— start SUPPLIED INFORMATION —
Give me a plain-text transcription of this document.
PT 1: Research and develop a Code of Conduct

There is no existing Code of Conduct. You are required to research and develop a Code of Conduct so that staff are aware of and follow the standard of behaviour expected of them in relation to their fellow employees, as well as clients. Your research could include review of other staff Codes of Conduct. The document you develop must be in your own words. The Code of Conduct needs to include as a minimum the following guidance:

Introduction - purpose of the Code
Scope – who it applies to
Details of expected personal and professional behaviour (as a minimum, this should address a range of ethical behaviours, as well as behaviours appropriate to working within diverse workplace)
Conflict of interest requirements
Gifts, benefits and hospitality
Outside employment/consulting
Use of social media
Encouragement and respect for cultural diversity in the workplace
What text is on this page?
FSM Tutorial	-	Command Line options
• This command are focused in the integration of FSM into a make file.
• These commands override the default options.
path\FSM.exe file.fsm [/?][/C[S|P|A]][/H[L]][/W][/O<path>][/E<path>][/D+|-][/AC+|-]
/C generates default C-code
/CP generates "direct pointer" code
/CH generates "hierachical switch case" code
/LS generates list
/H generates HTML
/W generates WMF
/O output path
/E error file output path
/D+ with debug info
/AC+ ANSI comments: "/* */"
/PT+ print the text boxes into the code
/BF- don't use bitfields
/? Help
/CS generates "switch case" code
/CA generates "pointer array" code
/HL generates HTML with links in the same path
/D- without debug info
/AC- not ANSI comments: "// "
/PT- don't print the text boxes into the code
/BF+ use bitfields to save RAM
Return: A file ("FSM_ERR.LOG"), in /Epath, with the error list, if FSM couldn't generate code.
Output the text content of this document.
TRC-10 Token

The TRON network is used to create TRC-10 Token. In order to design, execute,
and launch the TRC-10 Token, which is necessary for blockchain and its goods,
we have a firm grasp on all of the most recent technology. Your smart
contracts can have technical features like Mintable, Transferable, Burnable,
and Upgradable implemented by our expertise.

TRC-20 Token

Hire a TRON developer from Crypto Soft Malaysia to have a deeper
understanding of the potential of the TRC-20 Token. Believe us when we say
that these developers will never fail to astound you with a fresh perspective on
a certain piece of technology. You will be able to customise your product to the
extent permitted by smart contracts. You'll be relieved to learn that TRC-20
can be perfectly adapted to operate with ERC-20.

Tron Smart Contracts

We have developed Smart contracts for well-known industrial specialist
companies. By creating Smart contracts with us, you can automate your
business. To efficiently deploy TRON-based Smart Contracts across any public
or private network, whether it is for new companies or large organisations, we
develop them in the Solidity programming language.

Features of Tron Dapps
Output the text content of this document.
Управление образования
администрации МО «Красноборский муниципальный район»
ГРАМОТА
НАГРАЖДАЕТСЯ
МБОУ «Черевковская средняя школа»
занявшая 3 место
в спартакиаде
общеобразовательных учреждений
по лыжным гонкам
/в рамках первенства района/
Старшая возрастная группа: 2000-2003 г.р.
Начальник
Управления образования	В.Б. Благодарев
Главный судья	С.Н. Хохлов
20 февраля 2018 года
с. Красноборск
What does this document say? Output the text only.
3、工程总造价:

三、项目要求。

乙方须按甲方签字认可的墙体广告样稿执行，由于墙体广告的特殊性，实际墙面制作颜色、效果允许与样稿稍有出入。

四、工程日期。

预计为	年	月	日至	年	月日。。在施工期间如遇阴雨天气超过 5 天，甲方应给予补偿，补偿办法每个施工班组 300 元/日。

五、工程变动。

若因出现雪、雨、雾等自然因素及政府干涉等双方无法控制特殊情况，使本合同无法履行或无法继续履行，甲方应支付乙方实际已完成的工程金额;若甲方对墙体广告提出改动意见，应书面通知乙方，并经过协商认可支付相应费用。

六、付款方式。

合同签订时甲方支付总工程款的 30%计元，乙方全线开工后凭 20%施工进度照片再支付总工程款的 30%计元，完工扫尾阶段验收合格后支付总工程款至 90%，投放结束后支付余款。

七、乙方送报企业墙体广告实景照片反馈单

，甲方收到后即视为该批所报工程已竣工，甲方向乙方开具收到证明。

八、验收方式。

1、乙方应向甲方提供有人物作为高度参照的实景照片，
— end SUPPLIED INFORMATION —
SHORT TASK —
Reproduce the listing above verbatim, from first line to last.

RESULT OF THIS TASK —
Give me a plain-text transcription of this document.
PT 1: Research and develop a Code of Conduct

There is no existing Code of Conduct. You are required to research and develop a Code of Conduct so that staff are aware of and follow the standard of behaviour expected of them in relation to their fellow employees, as well as clients. Your research could include review of other staff Codes of Conduct. The document you develop must be in your own words. The Code of Conduct needs to include as a minimum the following guidance:

Introduction - purpose of the Code
Scope – who it applies to
Details of expected personal and professional behaviour (as a minimum, this should address a range of ethical behaviours, as well as behaviours appropriate to working within diverse workplace)
Conflict of interest requirements
Gifts, benefits and hospitality
Outside employment/consulting
Use of social media
Encouragement and respect for cultural diversity in the workplace
What text is on this page?
FSM Tutorial	-	Command Line options
• This command are focused in the integration of FSM into a make file.
• These commands override the default options.
path\FSM.exe file.fsm [/?][/C[S|P|A]][/H[L]][/W][/O<path>][/E<path>][/D+|-][/AC+|-]
/C generates default C-code
/CP generates "direct pointer" code
/CH generates "hierachical switch case" code
/LS generates list
/H generates HTML
/W generates WMF
/O output path
/E error file output path
/D+ with debug info
/AC+ ANSI comments: "/* */"
/PT+ print the text boxes into the code
/BF- don't use bitfields
/? Help
/CS generates "switch case" code
/CA generates "pointer array" code
/HL generates HTML with links in the same path
/D- without debug info
/AC- not ANSI comments: "// "
/PT- don't print the text boxes into the code
/BF+ use bitfields to save RAM
Return: A file ("FSM_ERR.LOG"), in /Epath, with the error list, if FSM couldn't generate code.
Output the text content of this document.
TRC-10 Token

The TRON network is used to create TRC-10 Token. In order to design, execute,
and launch the TRC-10 Token, which is necessary for blockchain and its goods,
we have a firm grasp on all of the most recent technology. Your smart
contracts can have technical features like Mintable, Transferable, Burnable,
and Upgradable implemented by our expertise.

TRC-20 Token

Hire a TRON developer from Crypto Soft Malaysia to have a deeper
understanding of the potential of the TRC-20 Token. Believe us when we say
that these developers will never fail to astound you with a fresh perspective on
a certain piece of technology. You will be able to customise your product to the
extent permitted by smart contracts. You'll be relieved to learn that TRC-20
can be perfectly adapted to operate with ERC-20.

Tron Smart Contracts

We have developed Smart contracts for well-known industrial specialist
companies. By creating Smart contracts with us, you can automate your
business. To efficiently deploy TRON-based Smart Contracts across any public
or private network, whether it is for new companies or large organisations, we
develop them in the Solidity programming language.

Features of Tron Dapps
Output the text content of this document.
Управление образования
администрации МО «Красноборский муниципальный район»
ГРАМОТА
НАГРАЖДАЕТСЯ
МБОУ «Черевковская средняя школа»
занявшая 3 место
в спартакиаде
общеобразовательных учреждений
по лыжным гонкам
/в рамках первенства района/
Старшая возрастная группа: 2000-2003 г.р.
Начальник
Управления образования	В.Б. Благодарев
Главный судья	С.Н. Хохлов
20 февраля 2018 года
с. Красноборск
What does this document say? Output the text only.
3、工程总造价:

三、项目要求。

乙方须按甲方签字认可的墙体广告样稿执行，由于墙体广告的特殊性，实际墙面制作颜色、效果允许与样稿稍有出入。

四、工程日期。

预计为	年	月	日至	年	月日。。在施工期间如遇阴雨天气超过 5 天，甲方应给予补偿，补偿办法每个施工班组 300 元/日。

五、工程变动。

若因出现雪、雨、雾等自然因素及政府干涉等双方无法控制特殊情况，使本合同无法履行或无法继续履行，甲方应支付乙方实际已完成的工程金额;若甲方对墙体广告提出改动意见，应书面通知乙方，并经过协商认可支付相应费用。

六、付款方式。

合同签订时甲方支付总工程款的 30%计元，乙方全线开工后凭 20%施工进度照片再支付总工程款的 30%计元，完工扫尾阶段验收合格后支付总工程款至 90%，投放结束后支付余款。

七、乙方送报企业墙体广告实景照片反馈单

，甲方收到后即视为该批所报工程已竣工，甲方向乙方开具收到证明。

八、验收方式。

1、乙方应向甲方提供有人物作为高度参照的实景照片，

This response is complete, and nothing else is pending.